● **Task prompt**
Answer with one number: the count of lines in this material that hold the word "structured".

● **Stored rows**
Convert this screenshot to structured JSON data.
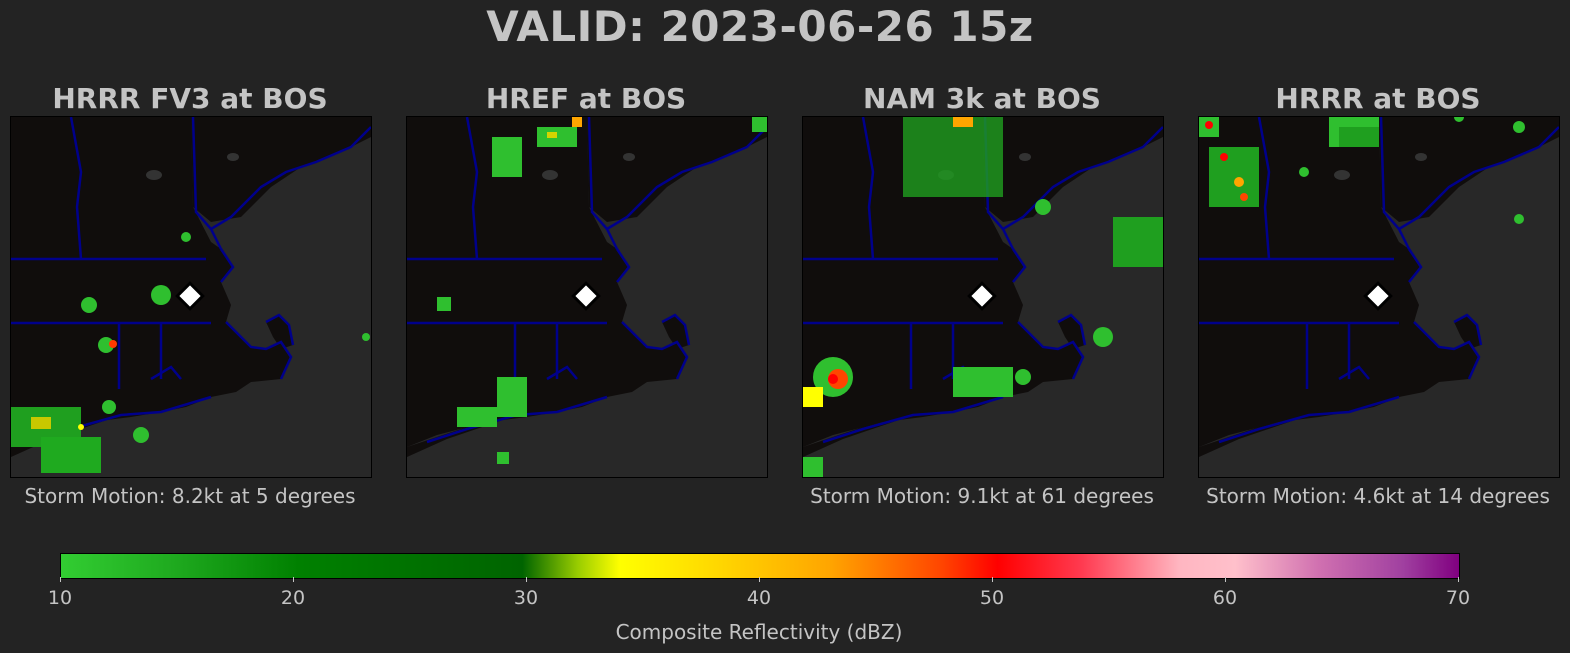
{
  "valid_title": "VALID: 2023-06-26 15z",
  "panels": [
    {
      "title": "HRRR FV3 at BOS",
      "storm_motion": "Storm Motion: 8.2kt at 5 degrees"
    },
    {
      "title": "HREF at BOS",
      "storm_motion": ""
    },
    {
      "title": "NAM 3k at BOS",
      "storm_motion": "Storm Motion: 9.1kt at 61 degrees"
    },
    {
      "title": "HRRR at BOS",
      "storm_motion": "Storm Motion: 4.6kt at 14 degrees"
    }
  ],
  "colorbar": {
    "label": "Composite Reflectivity (dBZ)",
    "ticks": [
      "10",
      "20",
      "30",
      "40",
      "50",
      "60",
      "70"
    ],
    "min": 10,
    "max": 70
  },
  "colors": {
    "background": "#232323",
    "land": "#100d0c",
    "water": "#282828",
    "borders": "#000080",
    "station_marker": "#ffffff"
  }
}
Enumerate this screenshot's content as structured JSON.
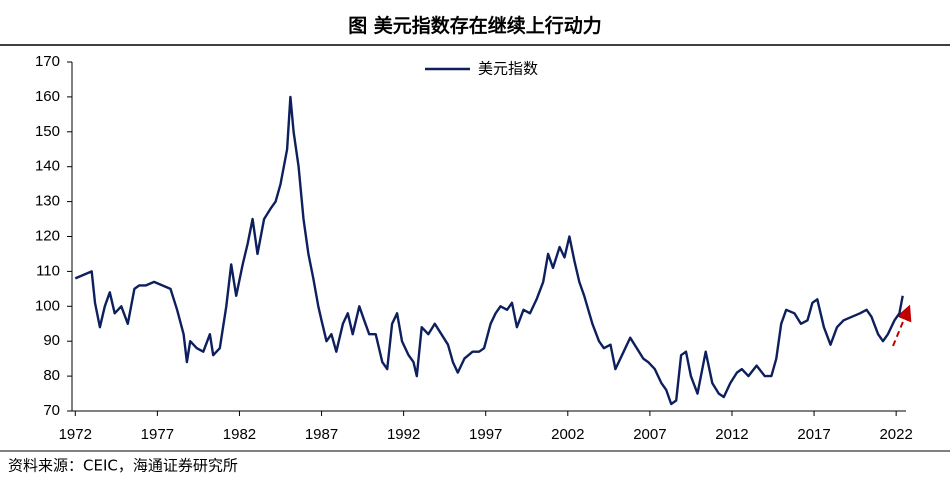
{
  "chart_data": {
    "type": "line",
    "title": "图  美元指数存在继续上行动力",
    "source": "资料来源：CEIC，海通证券研究所",
    "legend": "top",
    "xlim": [
      1971.8,
      2022.6
    ],
    "xticks": [
      1972,
      1977,
      1982,
      1987,
      1992,
      1997,
      2002,
      2007,
      2012,
      2017,
      2022
    ],
    "ylim": [
      70,
      170
    ],
    "yticks": [
      70,
      80,
      90,
      100,
      110,
      120,
      130,
      140,
      150,
      160,
      170
    ],
    "x": [
      1972.0,
      1972.5,
      1973.0,
      1973.2,
      1973.5,
      1973.8,
      1974.1,
      1974.4,
      1974.8,
      1975.2,
      1975.6,
      1975.9,
      1976.3,
      1976.8,
      1977.3,
      1977.8,
      1978.2,
      1978.6,
      1978.8,
      1979.0,
      1979.4,
      1979.8,
      1980.2,
      1980.4,
      1980.8,
      1981.2,
      1981.5,
      1981.8,
      1982.2,
      1982.5,
      1982.8,
      1983.1,
      1983.5,
      1983.9,
      1984.2,
      1984.5,
      1984.9,
      1985.1,
      1985.3,
      1985.6,
      1985.9,
      1986.2,
      1986.5,
      1986.8,
      1987.0,
      1987.3,
      1987.6,
      1987.9,
      1988.3,
      1988.6,
      1988.9,
      1989.3,
      1989.6,
      1989.9,
      1990.3,
      1990.7,
      1991.0,
      1991.3,
      1991.6,
      1991.9,
      1992.3,
      1992.6,
      1992.8,
      1993.1,
      1993.5,
      1993.9,
      1994.3,
      1994.7,
      1995.0,
      1995.3,
      1995.7,
      1996.2,
      1996.6,
      1996.9,
      1997.3,
      1997.6,
      1997.9,
      1998.3,
      1998.6,
      1998.9,
      1999.3,
      1999.7,
      2000.1,
      2000.5,
      2000.8,
      2001.1,
      2001.5,
      2001.8,
      2002.1,
      2002.4,
      2002.7,
      2003.0,
      2003.5,
      2003.9,
      2004.2,
      2004.6,
      2004.9,
      2005.3,
      2005.8,
      2006.2,
      2006.6,
      2006.9,
      2007.3,
      2007.7,
      2008.0,
      2008.3,
      2008.6,
      2008.9,
      2009.2,
      2009.5,
      2009.9,
      2010.4,
      2010.8,
      2011.2,
      2011.5,
      2011.9,
      2012.3,
      2012.6,
      2013.0,
      2013.5,
      2014.0,
      2014.4,
      2014.7,
      2015.0,
      2015.3,
      2015.8,
      2016.2,
      2016.6,
      2016.9,
      2017.2,
      2017.6,
      2018.0,
      2018.4,
      2018.8,
      2019.3,
      2019.8,
      2020.2,
      2020.5,
      2020.9,
      2021.2,
      2021.5,
      2021.9,
      2022.2,
      2022.4
    ],
    "series": [
      {
        "name": "美元指数",
        "color": "#0d1f5c",
        "values": [
          108,
          109,
          110,
          101,
          94,
          100,
          104,
          98,
          100,
          95,
          105,
          106,
          106,
          107,
          106,
          105,
          99,
          92,
          84,
          90,
          88,
          87,
          92,
          86,
          88,
          100,
          112,
          103,
          112,
          118,
          125,
          115,
          125,
          128,
          130,
          135,
          145,
          160,
          150,
          140,
          125,
          115,
          108,
          100,
          96,
          90,
          92,
          87,
          95,
          98,
          92,
          100,
          96,
          92,
          92,
          84,
          82,
          95,
          98,
          90,
          86,
          84,
          80,
          94,
          92,
          95,
          92,
          89,
          84,
          81,
          85,
          87,
          87,
          88,
          95,
          98,
          100,
          99,
          101,
          94,
          99,
          98,
          102,
          107,
          115,
          111,
          117,
          114,
          120,
          113,
          107,
          103,
          95,
          90,
          88,
          89,
          82,
          86,
          91,
          88,
          85,
          84,
          82,
          78,
          76,
          72,
          73,
          86,
          87,
          80,
          75,
          87,
          78,
          75,
          74,
          78,
          81,
          82,
          80,
          83,
          80,
          80,
          85,
          95,
          99,
          98,
          95,
          96,
          101,
          102,
          94,
          89,
          94,
          96,
          97,
          98,
          99,
          97,
          92,
          90,
          92,
          96,
          98,
          103
        ]
      }
    ]
  }
}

● **Complete response**
2